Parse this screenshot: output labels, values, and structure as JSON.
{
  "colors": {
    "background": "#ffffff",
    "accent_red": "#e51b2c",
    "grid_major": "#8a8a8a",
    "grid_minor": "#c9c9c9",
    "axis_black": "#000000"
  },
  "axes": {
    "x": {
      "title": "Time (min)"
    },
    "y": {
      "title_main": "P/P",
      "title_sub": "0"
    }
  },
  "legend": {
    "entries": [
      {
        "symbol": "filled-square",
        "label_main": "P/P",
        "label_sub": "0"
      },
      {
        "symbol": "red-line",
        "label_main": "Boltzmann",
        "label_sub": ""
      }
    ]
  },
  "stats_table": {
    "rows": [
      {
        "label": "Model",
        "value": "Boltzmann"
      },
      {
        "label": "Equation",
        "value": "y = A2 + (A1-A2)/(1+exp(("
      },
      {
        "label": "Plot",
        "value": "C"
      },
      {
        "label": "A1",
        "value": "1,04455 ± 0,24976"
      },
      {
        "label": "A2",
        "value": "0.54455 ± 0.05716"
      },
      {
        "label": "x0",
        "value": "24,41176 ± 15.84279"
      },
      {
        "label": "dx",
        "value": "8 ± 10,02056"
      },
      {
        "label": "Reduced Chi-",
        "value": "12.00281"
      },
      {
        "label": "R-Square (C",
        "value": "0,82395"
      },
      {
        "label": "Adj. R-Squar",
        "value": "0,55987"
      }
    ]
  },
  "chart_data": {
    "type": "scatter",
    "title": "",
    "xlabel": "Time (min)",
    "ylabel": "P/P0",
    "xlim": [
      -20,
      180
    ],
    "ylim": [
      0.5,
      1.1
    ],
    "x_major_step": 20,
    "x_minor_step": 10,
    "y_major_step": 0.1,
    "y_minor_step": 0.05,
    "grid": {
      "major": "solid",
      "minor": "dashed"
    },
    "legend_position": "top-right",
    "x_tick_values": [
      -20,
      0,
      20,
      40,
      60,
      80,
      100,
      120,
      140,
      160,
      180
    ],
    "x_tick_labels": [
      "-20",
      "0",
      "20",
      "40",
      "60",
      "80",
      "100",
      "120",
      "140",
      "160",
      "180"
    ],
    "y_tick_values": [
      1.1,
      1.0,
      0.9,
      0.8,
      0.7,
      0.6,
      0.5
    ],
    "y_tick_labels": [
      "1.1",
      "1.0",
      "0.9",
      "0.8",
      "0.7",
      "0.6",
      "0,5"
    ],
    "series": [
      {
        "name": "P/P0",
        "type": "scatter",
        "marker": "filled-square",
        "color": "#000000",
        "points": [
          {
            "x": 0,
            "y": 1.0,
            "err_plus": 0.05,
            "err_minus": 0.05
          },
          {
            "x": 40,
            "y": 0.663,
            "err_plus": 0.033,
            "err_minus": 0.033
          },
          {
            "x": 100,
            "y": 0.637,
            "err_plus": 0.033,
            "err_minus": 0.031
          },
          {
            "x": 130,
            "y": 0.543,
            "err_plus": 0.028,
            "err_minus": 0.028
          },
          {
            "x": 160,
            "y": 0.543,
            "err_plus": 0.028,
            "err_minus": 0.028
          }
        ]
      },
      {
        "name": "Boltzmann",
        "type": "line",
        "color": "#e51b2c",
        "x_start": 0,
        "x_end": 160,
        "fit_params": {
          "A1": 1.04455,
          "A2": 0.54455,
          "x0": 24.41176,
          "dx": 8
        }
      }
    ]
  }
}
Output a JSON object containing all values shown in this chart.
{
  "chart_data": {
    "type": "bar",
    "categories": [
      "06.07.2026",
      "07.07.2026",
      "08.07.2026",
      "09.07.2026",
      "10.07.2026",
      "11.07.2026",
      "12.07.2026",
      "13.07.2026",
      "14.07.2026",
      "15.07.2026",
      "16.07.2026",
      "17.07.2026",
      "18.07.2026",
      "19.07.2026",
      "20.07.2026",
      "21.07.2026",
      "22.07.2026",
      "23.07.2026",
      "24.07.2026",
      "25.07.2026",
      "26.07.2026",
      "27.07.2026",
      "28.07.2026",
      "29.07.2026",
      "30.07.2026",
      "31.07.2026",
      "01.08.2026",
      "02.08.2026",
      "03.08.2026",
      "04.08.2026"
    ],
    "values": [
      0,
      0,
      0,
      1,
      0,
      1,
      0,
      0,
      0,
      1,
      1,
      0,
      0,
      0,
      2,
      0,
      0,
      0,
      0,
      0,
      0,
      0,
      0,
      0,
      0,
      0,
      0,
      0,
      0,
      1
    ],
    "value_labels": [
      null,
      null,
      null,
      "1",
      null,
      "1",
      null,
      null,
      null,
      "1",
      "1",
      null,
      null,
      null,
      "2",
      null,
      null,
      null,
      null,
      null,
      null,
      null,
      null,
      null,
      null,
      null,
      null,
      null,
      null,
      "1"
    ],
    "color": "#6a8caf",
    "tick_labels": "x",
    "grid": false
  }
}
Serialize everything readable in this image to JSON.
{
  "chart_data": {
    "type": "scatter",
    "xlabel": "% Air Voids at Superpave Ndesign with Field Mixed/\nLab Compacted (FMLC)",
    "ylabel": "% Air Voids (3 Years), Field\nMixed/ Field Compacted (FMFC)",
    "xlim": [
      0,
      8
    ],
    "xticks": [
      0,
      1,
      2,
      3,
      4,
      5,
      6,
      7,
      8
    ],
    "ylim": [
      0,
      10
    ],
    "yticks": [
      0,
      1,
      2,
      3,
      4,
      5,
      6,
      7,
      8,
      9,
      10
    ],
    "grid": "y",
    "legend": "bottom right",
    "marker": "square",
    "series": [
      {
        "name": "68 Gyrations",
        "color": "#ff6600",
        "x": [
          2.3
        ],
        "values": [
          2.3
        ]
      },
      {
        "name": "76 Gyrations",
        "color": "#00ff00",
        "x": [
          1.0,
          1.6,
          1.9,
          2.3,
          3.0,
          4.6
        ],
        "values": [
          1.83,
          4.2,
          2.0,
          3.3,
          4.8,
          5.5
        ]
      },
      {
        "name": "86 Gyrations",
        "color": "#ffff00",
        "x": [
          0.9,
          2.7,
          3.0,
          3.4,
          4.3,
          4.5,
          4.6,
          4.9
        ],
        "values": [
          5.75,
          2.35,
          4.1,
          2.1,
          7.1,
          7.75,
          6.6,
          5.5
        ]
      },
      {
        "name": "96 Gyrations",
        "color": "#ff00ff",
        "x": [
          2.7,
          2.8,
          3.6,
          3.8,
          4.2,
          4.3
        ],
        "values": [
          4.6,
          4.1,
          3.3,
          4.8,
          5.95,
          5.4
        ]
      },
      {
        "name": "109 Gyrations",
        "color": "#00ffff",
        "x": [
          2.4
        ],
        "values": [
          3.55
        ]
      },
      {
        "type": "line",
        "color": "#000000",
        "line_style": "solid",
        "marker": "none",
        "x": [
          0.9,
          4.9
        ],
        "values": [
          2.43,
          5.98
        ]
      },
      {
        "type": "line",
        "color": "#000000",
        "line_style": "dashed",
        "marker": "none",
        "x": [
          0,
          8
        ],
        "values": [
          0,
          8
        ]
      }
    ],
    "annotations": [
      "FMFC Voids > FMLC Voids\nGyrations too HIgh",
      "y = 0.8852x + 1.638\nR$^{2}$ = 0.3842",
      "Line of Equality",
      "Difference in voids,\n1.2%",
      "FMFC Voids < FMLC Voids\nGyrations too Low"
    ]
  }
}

INSTRUCTION ->
Give the number of lines above in which the word "filled" occurs, with nothing else.

SOLUTION TO THIS PROBLEM ->
2